- WHAT IS REQUIRED: Return every line below as is, leaving out the pictures.

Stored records
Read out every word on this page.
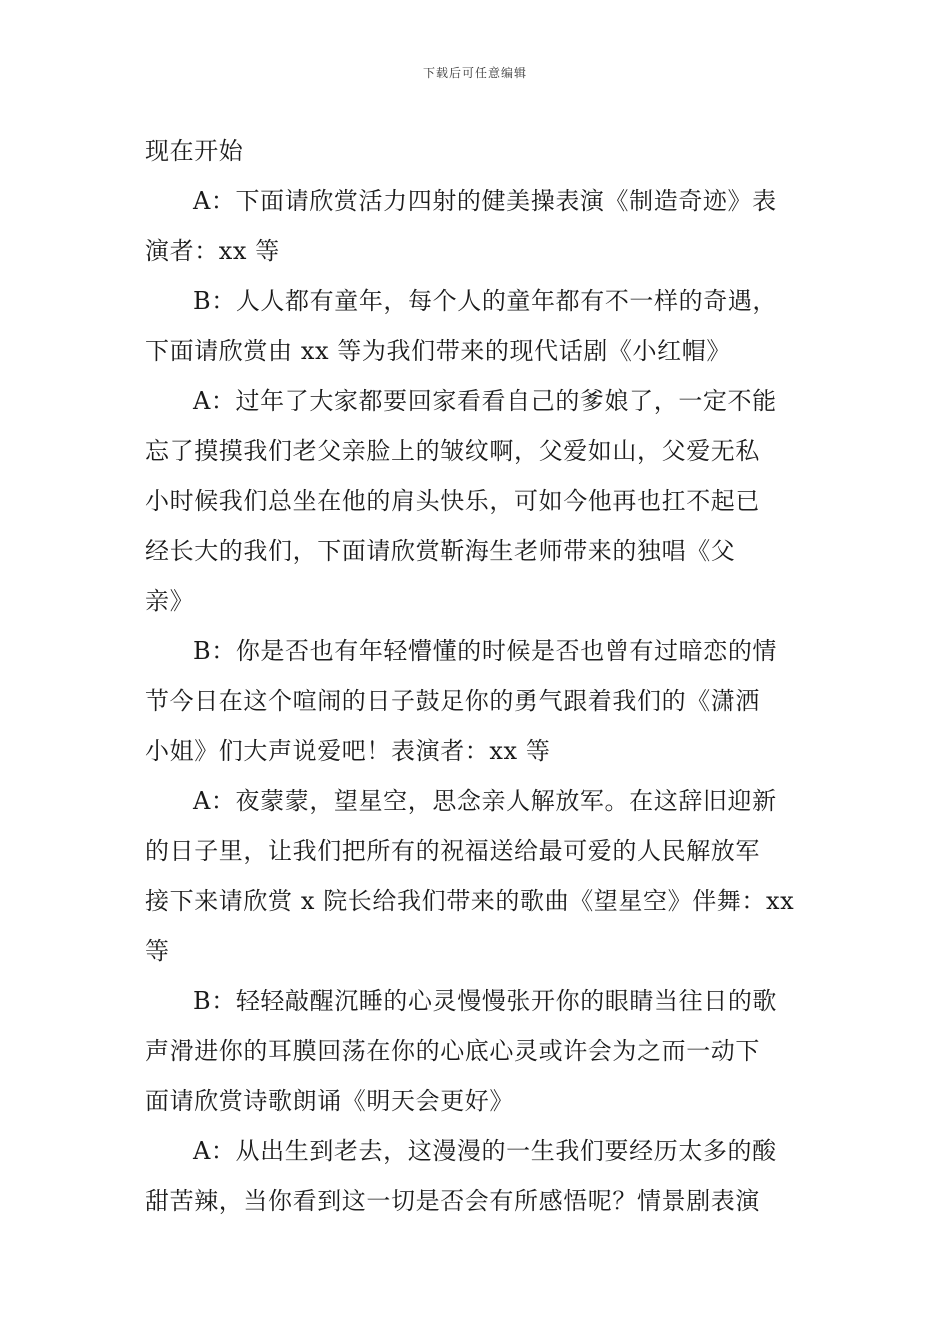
下载后可任意编辑
现在开始
A：下面请欣赏活力四射的健美操表演《制造奇迹》表
演者：xx 等
B：人人都有童年，每个人的童年都有不一样的奇遇，
下面请欣赏由 xx 等为我们带来的现代话剧《小红帽》
A：过年了大家都要回家看看自己的爹娘了，一定不能
忘了摸摸我们老父亲脸上的皱纹啊，父爱如山，父爱无私
小时候我们总坐在他的肩头快乐，可如今他再也扛不起已
经长大的我们，下面请欣赏靳海生老师带来的独唱《父
亲》
B：你是否也有年轻懵懂的时候是否也曾有过暗恋的情
节今日在这个喧闹的日子鼓足你的勇气跟着我们的《潇洒
小姐》们大声说爱吧！表演者：xx 等
A：夜蒙蒙，望星空，思念亲人解放军。在这辞旧迎新
的日子里，让我们把所有的祝福送给最可爱的人民解放军
接下来请欣赏 x 院长给我们带来的歌曲《望星空》伴舞：xx
等
B：轻轻敲醒沉睡的心灵慢慢张开你的眼睛当往日的歌
声滑进你的耳膜回荡在你的心底心灵或许会为之而一动下
面请欣赏诗歌朗诵《明天会更好》
A：从出生到老去，这漫漫的一生我们要经历太多的酸
甜苦辣，当你看到这一切是否会有所感悟呢？情景剧表演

- ANSWER FOR THIS EXERCISE:
Read out every word on this page.
下载后可任意编辑
现在开始
A：下面请欣赏活力四射的健美操表演《制造奇迹》表
演者：xx 等
B：人人都有童年，每个人的童年都有不一样的奇遇，
下面请欣赏由 xx 等为我们带来的现代话剧《小红帽》
A：过年了大家都要回家看看自己的爹娘了，一定不能
忘了摸摸我们老父亲脸上的皱纹啊，父爱如山，父爱无私
小时候我们总坐在他的肩头快乐，可如今他再也扛不起已
经长大的我们，下面请欣赏靳海生老师带来的独唱《父
亲》
B：你是否也有年轻懵懂的时候是否也曾有过暗恋的情
节今日在这个喧闹的日子鼓足你的勇气跟着我们的《潇洒
小姐》们大声说爱吧！表演者：xx 等
A：夜蒙蒙，望星空，思念亲人解放军。在这辞旧迎新
的日子里，让我们把所有的祝福送给最可爱的人民解放军
接下来请欣赏 x 院长给我们带来的歌曲《望星空》伴舞：xx
等
B：轻轻敲醒沉睡的心灵慢慢张开你的眼睛当往日的歌
声滑进你的耳膜回荡在你的心底心灵或许会为之而一动下
面请欣赏诗歌朗诵《明天会更好》
A：从出生到老去，这漫漫的一生我们要经历太多的酸
甜苦辣，当你看到这一切是否会有所感悟呢？情景剧表演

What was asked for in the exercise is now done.